## Task prompt
Lines containing the string "sent" are to be counted; report only how many there are.

(begin)

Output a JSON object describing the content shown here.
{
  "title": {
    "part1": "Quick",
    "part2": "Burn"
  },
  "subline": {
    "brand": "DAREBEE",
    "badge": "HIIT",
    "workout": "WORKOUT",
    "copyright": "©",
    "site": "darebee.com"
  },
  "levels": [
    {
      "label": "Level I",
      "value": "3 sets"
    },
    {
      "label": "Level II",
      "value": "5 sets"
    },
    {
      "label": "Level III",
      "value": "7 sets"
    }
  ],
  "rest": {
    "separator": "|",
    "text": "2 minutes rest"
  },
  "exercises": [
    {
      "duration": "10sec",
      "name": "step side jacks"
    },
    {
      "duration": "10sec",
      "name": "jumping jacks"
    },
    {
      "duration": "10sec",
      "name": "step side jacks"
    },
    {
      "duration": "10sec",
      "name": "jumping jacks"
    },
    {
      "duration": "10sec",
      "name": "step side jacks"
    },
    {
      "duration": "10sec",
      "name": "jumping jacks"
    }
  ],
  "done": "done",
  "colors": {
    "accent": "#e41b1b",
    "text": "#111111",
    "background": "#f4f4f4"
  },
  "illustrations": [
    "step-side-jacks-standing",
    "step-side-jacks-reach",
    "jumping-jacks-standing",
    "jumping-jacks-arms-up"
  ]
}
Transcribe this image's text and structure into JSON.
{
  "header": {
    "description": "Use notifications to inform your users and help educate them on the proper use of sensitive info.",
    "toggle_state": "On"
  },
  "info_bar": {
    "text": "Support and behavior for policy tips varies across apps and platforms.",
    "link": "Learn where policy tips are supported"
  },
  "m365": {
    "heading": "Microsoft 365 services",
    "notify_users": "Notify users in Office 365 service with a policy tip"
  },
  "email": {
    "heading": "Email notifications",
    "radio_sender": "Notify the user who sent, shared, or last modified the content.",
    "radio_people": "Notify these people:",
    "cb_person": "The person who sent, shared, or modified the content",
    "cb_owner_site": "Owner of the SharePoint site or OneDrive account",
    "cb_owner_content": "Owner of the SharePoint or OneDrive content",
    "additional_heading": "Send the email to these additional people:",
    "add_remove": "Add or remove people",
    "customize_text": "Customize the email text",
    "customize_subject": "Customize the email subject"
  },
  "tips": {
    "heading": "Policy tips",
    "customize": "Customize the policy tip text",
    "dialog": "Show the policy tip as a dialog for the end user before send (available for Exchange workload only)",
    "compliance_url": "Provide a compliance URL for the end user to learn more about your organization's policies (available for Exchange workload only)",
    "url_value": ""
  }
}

(end)
(begin)

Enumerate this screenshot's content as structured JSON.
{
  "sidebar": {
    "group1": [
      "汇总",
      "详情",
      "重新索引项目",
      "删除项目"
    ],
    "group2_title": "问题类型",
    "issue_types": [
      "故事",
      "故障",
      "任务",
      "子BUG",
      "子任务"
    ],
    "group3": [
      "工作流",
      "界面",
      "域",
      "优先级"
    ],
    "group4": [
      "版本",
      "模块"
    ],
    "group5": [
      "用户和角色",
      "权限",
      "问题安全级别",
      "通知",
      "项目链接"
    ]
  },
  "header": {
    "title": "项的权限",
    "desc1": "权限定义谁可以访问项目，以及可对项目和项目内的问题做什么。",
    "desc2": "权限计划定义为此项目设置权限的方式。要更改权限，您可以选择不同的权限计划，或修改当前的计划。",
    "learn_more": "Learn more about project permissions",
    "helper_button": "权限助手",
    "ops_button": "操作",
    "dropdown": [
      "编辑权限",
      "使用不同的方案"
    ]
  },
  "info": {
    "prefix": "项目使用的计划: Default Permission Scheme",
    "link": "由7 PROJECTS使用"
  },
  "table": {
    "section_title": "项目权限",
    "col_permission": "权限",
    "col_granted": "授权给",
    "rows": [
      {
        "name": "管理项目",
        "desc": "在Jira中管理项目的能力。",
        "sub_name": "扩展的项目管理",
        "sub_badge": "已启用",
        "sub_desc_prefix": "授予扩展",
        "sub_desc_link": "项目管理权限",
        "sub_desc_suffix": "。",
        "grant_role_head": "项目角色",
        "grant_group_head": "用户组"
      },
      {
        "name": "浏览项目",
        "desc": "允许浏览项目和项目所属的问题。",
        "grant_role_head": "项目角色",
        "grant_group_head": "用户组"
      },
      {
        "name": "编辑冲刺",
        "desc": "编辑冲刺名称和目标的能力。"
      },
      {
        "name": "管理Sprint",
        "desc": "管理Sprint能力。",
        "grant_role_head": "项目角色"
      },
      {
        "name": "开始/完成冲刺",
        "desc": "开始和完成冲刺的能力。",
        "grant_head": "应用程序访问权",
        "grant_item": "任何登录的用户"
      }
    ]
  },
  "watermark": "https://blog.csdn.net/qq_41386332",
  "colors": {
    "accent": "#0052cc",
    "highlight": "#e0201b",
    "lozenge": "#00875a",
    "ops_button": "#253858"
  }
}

(end)

## Written answer
2